Write out, character for character, the line containing "Convert this document image to plain text." and all lines after it up to the end of the listing.
-- Material for this exercise start --
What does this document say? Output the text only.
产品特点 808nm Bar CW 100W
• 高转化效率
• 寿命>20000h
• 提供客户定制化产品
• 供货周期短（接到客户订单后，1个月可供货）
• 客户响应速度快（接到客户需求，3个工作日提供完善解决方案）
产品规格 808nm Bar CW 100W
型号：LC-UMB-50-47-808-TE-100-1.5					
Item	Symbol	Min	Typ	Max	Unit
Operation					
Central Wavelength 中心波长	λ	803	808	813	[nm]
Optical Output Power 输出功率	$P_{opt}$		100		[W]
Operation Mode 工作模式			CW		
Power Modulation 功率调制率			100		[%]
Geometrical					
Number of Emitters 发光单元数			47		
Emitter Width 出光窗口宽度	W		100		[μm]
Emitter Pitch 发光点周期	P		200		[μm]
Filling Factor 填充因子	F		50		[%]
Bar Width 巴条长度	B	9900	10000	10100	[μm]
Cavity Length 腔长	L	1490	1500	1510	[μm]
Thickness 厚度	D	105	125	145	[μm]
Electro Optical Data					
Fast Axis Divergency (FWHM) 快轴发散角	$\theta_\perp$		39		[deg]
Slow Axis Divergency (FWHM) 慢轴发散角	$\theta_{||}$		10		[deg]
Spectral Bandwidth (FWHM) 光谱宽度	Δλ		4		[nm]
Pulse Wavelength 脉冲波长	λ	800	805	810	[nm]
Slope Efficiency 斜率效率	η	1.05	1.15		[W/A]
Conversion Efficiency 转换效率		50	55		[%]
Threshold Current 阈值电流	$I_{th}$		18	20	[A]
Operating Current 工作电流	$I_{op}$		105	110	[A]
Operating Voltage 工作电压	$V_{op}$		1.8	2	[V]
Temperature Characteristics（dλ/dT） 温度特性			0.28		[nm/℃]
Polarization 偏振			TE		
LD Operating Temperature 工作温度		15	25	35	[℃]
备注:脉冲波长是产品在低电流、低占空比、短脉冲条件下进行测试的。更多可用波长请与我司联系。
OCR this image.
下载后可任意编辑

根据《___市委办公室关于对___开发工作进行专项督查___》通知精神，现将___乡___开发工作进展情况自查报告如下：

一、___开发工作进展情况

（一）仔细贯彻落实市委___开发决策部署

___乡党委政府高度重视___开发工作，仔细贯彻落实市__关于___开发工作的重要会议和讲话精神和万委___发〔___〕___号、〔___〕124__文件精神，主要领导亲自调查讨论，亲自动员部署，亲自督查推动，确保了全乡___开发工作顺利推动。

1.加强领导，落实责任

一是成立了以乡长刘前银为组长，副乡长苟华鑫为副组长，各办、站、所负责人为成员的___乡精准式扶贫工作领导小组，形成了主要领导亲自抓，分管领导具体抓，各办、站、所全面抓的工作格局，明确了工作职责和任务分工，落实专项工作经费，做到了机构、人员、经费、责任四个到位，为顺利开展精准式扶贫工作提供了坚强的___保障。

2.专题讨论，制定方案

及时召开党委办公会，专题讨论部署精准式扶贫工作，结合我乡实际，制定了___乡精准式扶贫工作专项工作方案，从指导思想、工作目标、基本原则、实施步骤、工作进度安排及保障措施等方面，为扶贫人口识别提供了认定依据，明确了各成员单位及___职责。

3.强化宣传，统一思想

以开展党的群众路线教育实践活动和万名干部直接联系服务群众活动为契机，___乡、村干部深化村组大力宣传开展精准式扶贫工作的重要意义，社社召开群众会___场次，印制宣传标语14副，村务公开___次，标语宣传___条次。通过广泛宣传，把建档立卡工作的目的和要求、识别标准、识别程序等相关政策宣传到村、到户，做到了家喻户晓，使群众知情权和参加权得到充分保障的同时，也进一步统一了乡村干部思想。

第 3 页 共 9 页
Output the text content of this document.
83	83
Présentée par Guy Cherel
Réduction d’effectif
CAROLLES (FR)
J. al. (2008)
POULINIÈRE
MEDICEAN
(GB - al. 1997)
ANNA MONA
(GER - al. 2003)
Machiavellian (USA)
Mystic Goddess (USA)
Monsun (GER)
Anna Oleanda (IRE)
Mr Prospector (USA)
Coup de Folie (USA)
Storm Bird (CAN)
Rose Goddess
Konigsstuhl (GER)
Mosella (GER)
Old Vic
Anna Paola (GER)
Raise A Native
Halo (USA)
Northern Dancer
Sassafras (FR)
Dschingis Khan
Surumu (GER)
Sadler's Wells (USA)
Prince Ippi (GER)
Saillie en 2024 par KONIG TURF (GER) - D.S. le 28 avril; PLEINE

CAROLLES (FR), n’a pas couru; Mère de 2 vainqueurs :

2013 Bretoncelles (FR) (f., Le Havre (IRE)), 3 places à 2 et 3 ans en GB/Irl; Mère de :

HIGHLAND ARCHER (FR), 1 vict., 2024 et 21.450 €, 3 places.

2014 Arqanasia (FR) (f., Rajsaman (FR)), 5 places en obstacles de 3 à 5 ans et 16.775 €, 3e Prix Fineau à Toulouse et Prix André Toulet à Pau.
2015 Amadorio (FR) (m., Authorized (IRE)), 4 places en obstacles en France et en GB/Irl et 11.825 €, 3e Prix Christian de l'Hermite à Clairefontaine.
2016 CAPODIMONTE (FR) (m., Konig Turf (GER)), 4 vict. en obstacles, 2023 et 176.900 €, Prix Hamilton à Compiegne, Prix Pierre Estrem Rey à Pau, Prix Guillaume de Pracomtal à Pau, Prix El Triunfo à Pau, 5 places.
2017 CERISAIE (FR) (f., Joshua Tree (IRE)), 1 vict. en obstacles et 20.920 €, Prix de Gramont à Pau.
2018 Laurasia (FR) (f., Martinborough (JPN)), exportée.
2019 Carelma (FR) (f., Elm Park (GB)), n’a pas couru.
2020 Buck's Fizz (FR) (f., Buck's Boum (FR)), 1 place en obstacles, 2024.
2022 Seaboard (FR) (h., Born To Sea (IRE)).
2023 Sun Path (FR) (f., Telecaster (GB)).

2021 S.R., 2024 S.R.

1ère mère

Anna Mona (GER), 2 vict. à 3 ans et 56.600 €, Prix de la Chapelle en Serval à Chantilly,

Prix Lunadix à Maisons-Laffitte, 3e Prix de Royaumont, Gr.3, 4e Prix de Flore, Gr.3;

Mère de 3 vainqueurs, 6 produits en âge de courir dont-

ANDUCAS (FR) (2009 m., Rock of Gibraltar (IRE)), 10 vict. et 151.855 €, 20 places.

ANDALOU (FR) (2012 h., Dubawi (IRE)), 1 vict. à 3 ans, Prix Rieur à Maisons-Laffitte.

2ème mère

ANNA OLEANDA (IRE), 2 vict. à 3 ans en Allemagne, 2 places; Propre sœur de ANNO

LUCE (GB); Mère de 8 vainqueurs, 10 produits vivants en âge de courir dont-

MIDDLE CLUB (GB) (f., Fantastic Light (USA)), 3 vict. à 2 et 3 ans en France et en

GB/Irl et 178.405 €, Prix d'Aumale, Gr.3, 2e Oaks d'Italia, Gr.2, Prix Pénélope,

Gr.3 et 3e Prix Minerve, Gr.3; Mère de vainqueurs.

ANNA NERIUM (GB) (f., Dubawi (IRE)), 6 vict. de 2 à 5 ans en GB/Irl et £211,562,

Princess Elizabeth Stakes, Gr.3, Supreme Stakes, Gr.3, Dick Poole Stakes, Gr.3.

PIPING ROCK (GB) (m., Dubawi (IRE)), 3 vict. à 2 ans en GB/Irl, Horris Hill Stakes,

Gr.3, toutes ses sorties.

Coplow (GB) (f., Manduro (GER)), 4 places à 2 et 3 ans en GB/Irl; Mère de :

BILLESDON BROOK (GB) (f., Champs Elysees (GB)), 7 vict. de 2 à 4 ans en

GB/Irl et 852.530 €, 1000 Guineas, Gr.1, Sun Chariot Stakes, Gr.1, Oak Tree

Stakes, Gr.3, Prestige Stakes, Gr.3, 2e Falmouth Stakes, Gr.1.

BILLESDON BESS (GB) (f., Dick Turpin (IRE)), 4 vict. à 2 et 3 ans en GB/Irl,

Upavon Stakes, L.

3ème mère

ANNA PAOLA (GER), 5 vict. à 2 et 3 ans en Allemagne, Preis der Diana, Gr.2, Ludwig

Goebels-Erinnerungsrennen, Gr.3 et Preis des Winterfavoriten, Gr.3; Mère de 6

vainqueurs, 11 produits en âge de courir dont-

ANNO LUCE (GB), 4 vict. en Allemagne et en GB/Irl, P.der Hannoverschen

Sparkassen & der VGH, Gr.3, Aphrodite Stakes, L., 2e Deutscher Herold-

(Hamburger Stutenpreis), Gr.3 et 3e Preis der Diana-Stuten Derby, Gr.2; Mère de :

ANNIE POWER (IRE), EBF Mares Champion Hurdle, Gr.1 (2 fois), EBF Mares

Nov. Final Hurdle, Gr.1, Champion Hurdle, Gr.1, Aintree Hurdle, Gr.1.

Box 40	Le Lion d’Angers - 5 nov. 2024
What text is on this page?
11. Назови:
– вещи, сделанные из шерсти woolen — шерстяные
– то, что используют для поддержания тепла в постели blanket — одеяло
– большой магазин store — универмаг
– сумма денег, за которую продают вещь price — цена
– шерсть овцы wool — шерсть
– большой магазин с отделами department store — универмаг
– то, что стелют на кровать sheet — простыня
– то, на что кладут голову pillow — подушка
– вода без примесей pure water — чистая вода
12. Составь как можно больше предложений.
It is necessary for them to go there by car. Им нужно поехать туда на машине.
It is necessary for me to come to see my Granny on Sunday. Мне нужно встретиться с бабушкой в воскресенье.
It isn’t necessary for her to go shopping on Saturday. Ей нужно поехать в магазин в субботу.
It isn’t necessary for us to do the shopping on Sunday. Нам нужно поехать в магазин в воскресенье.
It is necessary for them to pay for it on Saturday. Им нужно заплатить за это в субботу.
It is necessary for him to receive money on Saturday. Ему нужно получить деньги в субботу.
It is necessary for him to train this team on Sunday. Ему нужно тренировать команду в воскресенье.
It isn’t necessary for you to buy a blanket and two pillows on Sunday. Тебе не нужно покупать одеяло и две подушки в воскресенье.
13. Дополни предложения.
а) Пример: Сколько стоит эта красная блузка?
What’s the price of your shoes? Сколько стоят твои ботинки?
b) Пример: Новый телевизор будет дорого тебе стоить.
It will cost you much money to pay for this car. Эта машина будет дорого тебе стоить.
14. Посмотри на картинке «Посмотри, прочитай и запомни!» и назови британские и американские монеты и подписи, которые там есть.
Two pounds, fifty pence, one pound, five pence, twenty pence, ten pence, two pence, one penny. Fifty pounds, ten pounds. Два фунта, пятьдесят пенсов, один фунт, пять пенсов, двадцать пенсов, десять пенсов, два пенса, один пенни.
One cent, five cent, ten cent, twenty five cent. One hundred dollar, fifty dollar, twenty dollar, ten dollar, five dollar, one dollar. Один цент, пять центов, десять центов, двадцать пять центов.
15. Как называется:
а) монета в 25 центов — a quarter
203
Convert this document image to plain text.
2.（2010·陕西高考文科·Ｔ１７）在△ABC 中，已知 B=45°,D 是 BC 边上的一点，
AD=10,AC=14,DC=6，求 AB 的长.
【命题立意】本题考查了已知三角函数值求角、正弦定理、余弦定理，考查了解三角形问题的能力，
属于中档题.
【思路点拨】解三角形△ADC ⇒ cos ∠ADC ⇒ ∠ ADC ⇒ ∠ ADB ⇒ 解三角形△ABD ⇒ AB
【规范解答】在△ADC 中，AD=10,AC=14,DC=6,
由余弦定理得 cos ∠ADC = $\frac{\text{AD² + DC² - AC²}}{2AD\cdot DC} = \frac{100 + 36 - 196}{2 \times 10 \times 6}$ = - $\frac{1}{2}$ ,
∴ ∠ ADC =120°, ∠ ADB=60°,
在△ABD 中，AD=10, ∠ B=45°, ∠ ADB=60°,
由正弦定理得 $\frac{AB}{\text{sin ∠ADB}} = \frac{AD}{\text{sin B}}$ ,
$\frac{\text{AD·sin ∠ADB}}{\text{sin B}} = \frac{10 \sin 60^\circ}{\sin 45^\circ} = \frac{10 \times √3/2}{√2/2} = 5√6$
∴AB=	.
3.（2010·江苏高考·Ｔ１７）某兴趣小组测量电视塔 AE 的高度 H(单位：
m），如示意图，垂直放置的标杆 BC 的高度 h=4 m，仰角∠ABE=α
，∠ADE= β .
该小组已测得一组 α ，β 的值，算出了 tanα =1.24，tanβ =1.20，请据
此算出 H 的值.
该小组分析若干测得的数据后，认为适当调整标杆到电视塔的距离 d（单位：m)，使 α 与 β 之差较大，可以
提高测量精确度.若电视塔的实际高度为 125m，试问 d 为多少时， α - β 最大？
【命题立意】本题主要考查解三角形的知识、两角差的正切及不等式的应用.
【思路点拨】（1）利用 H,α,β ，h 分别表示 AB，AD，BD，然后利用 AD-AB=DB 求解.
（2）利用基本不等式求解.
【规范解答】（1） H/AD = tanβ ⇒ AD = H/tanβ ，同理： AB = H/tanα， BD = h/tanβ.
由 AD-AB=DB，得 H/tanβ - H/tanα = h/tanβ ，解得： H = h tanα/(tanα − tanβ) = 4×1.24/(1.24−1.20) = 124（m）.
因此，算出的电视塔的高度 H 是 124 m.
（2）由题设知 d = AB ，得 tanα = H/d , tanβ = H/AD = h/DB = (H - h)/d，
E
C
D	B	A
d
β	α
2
-- Material for this exercise end --
### [Task output]
Convert this document image to plain text.
2.（2010·陕西高考文科·Ｔ１７）在△ABC 中，已知 B=45°,D 是 BC 边上的一点，
AD=10,AC=14,DC=6，求 AB 的长.
【命题立意】本题考查了已知三角函数值求角、正弦定理、余弦定理，考查了解三角形问题的能力，
属于中档题.
【思路点拨】解三角形△ADC ⇒ cos ∠ADC ⇒ ∠ ADC ⇒ ∠ ADB ⇒ 解三角形△ABD ⇒ AB
【规范解答】在△ADC 中，AD=10,AC=14,DC=6,
由余弦定理得 cos ∠ADC = $\frac{\text{AD² + DC² - AC²}}{2AD\cdot DC} = \frac{100 + 36 - 196}{2 \times 10 \times 6}$ = - $\frac{1}{2}$ ,
∴ ∠ ADC =120°, ∠ ADB=60°,
在△ABD 中，AD=10, ∠ B=45°, ∠ ADB=60°,
由正弦定理得 $\frac{AB}{\text{sin ∠ADB}} = \frac{AD}{\text{sin B}}$ ,
$\frac{\text{AD·sin ∠ADB}}{\text{sin B}} = \frac{10 \sin 60^\circ}{\sin 45^\circ} = \frac{10 \times √3/2}{√2/2} = 5√6$
∴AB=	.
3.（2010·江苏高考·Ｔ１７）某兴趣小组测量电视塔 AE 的高度 H(单位：
m），如示意图，垂直放置的标杆 BC 的高度 h=4 m，仰角∠ABE=α
，∠ADE= β .
该小组已测得一组 α ，β 的值，算出了 tanα =1.24，tanβ =1.20，请据
此算出 H 的值.
该小组分析若干测得的数据后，认为适当调整标杆到电视塔的距离 d（单位：m)，使 α 与 β 之差较大，可以
提高测量精确度.若电视塔的实际高度为 125m，试问 d 为多少时， α - β 最大？
【命题立意】本题主要考查解三角形的知识、两角差的正切及不等式的应用.
【思路点拨】（1）利用 H,α,β ，h 分别表示 AB，AD，BD，然后利用 AD-AB=DB 求解.
（2）利用基本不等式求解.
【规范解答】（1） H/AD = tanβ ⇒ AD = H/tanβ ，同理： AB = H/tanα， BD = h/tanβ.
由 AD-AB=DB，得 H/tanβ - H/tanα = h/tanβ ，解得： H = h tanα/(tanα − tanβ) = 4×1.24/(1.24−1.20) = 124（m）.
因此，算出的电视塔的高度 H 是 124 m.
（2）由题设知 d = AB ，得 tanα = H/d , tanβ = H/AD = h/DB = (H - h)/d，
E
C
D	B	A
d
β	α
2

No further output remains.